Go through the entries below and pick out every line with "OPEC".

··· Records shown ···

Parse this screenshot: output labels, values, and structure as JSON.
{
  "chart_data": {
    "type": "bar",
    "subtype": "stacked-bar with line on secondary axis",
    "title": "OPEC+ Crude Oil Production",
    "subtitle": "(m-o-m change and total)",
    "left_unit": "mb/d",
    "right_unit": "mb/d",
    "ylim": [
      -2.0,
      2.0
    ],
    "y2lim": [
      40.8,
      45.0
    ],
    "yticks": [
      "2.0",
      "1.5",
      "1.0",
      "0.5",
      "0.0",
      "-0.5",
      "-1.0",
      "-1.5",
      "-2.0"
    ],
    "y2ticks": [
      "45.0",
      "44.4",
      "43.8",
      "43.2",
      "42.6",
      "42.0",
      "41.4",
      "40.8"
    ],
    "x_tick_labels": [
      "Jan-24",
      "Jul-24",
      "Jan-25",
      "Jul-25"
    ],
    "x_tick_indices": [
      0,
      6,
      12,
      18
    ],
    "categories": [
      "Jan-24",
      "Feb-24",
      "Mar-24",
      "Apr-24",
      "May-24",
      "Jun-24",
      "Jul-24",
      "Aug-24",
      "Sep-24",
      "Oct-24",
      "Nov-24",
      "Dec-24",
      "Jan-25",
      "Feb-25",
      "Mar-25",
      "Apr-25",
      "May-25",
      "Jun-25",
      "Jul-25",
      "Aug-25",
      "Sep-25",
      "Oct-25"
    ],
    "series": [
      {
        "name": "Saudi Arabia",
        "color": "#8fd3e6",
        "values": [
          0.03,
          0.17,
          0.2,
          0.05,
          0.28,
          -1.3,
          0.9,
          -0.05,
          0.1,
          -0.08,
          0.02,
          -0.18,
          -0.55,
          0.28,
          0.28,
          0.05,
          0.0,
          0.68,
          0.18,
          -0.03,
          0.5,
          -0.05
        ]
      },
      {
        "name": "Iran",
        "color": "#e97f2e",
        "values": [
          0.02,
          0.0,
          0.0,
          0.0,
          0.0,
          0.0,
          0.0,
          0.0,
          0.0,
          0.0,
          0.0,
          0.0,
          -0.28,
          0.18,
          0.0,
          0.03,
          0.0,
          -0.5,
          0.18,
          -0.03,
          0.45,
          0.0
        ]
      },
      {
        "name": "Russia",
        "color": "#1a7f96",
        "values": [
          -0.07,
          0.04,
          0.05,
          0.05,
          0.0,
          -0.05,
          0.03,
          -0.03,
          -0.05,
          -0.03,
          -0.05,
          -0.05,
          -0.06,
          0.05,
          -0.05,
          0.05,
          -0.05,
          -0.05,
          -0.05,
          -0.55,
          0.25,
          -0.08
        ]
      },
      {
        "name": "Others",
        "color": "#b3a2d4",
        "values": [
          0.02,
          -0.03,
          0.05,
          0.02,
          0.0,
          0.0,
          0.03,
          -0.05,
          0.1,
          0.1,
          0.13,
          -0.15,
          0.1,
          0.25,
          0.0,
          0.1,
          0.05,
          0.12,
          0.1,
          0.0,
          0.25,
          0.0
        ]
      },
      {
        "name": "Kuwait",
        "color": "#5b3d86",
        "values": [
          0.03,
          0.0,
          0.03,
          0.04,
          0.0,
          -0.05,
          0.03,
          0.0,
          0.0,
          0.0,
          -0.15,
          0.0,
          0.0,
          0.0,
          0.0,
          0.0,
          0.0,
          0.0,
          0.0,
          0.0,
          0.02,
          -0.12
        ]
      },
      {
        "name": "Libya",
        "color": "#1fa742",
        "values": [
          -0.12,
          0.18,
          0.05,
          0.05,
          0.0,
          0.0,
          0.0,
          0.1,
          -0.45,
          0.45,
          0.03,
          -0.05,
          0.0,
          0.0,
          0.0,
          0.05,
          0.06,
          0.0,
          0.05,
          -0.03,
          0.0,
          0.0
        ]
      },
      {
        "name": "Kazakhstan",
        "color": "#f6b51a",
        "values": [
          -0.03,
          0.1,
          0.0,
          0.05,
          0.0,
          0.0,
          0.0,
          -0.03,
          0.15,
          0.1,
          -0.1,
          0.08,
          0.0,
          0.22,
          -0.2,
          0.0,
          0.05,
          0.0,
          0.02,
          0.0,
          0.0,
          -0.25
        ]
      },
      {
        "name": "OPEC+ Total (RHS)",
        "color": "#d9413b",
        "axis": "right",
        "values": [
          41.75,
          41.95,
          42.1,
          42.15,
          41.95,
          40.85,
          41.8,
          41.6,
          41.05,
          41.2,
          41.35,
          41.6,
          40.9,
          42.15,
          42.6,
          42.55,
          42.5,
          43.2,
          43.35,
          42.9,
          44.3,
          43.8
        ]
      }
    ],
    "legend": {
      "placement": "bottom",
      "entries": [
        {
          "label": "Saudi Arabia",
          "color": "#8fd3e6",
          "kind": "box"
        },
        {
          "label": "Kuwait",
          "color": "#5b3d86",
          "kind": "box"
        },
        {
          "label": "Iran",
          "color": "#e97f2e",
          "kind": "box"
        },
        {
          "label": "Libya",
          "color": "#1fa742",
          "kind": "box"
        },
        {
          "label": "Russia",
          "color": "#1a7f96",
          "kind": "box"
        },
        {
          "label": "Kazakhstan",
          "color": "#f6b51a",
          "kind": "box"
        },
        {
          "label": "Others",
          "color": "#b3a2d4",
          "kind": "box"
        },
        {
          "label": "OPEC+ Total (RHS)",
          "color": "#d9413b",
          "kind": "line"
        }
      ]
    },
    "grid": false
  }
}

···

* [Solution for this task]
    "title": "OPEC+ Crude Oil Production",
        "name": "OPEC+ Total (RHS)",
          "label": "OPEC+ Total (RHS)",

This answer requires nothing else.